Short problem - Show every line below where "text" can be found.

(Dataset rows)
==*==
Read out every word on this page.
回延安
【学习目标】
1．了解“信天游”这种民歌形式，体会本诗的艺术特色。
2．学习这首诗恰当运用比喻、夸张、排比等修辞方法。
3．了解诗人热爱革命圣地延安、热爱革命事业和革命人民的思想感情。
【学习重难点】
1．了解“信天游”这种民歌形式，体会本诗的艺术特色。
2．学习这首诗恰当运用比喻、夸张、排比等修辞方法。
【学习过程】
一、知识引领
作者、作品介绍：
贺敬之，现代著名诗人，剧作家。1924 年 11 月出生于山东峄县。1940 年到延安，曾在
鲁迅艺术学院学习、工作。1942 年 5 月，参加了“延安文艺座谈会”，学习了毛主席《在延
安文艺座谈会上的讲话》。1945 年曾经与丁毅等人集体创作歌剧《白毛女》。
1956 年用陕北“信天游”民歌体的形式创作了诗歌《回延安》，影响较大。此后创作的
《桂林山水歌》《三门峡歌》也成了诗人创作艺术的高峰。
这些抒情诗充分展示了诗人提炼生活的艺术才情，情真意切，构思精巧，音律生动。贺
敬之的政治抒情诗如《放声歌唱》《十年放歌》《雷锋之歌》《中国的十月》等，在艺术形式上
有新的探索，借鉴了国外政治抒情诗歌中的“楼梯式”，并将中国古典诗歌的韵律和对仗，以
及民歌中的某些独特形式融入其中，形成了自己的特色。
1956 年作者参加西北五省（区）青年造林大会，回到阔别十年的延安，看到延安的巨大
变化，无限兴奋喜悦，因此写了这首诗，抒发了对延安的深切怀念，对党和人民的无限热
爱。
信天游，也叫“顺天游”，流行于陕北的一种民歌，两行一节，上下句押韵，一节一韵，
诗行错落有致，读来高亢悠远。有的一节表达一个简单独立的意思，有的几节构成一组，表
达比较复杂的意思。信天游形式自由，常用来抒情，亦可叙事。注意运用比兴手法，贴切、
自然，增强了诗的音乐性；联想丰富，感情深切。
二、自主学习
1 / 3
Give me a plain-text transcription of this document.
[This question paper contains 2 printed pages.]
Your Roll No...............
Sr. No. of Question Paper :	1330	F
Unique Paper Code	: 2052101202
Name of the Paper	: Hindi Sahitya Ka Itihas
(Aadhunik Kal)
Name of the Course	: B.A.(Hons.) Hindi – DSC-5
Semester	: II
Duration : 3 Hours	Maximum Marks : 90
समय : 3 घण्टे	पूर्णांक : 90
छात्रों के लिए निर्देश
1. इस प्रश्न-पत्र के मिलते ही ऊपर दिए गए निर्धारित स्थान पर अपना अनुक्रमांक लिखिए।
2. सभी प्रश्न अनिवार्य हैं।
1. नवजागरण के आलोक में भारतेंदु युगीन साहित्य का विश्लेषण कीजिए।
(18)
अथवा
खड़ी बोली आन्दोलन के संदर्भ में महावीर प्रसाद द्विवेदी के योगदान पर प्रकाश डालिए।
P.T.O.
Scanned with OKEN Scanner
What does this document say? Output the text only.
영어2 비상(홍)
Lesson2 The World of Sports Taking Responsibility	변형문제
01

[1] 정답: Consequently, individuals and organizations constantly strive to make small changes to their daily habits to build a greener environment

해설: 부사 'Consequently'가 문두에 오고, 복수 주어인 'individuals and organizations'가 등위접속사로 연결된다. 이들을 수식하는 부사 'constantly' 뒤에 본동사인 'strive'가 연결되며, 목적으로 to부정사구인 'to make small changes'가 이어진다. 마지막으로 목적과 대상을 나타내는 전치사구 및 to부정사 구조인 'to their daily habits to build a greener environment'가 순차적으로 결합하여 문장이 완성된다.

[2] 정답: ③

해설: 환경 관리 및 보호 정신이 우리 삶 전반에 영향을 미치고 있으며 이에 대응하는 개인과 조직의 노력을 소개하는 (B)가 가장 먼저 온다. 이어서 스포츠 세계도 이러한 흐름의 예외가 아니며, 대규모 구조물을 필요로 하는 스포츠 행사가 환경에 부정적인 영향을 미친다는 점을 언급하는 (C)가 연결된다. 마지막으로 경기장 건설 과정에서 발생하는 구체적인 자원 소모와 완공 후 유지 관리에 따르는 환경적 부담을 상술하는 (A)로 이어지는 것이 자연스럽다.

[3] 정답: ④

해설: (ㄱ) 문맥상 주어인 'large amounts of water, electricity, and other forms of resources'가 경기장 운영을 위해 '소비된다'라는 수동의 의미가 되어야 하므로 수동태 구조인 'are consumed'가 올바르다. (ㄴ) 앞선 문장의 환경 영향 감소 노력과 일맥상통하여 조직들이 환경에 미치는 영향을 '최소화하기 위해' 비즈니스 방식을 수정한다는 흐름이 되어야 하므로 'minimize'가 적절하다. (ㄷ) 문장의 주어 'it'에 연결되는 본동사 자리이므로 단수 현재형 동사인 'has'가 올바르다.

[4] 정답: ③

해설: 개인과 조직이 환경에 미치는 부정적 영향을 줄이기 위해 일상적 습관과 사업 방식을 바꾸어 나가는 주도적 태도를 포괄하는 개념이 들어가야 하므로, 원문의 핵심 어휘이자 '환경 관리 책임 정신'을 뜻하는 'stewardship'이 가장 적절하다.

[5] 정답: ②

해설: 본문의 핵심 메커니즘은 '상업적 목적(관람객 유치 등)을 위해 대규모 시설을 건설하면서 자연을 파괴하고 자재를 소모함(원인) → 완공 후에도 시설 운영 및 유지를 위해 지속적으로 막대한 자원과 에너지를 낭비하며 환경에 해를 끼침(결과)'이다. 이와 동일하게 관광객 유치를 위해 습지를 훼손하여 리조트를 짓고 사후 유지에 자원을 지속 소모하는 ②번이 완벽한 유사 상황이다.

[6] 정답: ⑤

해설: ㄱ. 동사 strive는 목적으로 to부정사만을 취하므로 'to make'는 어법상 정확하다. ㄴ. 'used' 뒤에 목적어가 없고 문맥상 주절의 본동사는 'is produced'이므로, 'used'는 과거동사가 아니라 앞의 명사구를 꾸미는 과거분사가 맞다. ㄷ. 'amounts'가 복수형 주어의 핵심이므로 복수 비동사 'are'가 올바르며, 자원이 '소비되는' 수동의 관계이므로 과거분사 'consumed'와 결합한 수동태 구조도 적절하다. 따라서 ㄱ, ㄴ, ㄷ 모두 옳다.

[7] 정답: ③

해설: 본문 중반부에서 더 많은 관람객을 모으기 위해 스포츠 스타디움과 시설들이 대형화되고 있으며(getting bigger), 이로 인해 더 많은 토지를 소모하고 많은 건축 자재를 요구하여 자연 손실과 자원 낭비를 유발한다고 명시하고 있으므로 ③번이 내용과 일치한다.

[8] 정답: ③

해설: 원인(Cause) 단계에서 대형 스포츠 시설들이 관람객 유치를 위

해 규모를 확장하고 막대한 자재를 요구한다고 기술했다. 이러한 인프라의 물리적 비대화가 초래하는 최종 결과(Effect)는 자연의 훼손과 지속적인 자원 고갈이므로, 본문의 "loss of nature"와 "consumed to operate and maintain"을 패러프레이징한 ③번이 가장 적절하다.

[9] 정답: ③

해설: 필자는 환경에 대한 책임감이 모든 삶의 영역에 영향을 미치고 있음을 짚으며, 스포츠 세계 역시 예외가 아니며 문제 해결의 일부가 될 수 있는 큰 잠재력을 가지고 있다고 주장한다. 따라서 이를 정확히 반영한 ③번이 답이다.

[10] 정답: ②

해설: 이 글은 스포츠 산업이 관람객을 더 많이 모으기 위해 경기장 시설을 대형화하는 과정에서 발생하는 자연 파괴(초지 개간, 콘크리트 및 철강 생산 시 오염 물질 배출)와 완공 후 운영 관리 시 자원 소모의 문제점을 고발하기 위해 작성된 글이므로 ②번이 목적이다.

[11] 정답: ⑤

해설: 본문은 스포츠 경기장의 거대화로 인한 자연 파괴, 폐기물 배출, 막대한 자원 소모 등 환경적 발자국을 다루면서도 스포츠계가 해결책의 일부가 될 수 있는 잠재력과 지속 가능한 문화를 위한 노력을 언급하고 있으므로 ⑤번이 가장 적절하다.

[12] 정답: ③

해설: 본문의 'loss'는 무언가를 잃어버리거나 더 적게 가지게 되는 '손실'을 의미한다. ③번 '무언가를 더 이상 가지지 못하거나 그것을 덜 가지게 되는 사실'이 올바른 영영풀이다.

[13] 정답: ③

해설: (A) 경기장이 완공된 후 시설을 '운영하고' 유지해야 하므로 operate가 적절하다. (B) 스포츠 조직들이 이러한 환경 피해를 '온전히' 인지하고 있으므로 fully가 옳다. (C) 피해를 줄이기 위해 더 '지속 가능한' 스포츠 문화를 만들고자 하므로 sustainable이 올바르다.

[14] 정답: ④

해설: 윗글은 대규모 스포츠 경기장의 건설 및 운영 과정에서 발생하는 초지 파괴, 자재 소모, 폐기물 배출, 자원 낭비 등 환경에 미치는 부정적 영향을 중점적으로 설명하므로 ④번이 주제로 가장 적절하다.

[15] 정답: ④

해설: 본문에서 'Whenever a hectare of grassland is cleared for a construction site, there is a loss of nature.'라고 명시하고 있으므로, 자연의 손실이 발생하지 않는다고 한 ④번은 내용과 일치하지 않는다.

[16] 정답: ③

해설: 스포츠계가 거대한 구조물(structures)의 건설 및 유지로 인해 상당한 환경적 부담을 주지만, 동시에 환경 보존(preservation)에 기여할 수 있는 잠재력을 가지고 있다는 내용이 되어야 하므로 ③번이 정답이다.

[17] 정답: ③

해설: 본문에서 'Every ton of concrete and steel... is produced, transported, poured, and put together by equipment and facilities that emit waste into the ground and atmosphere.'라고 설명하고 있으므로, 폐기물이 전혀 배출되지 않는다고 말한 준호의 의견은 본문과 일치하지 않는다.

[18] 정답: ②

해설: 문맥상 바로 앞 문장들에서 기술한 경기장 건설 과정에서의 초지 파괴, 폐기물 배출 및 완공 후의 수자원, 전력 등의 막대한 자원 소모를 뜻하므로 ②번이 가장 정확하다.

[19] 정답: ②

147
==*==
Response for this exercise -
Give me a plain-text transcription of this document.
What does this document say? Output the text only.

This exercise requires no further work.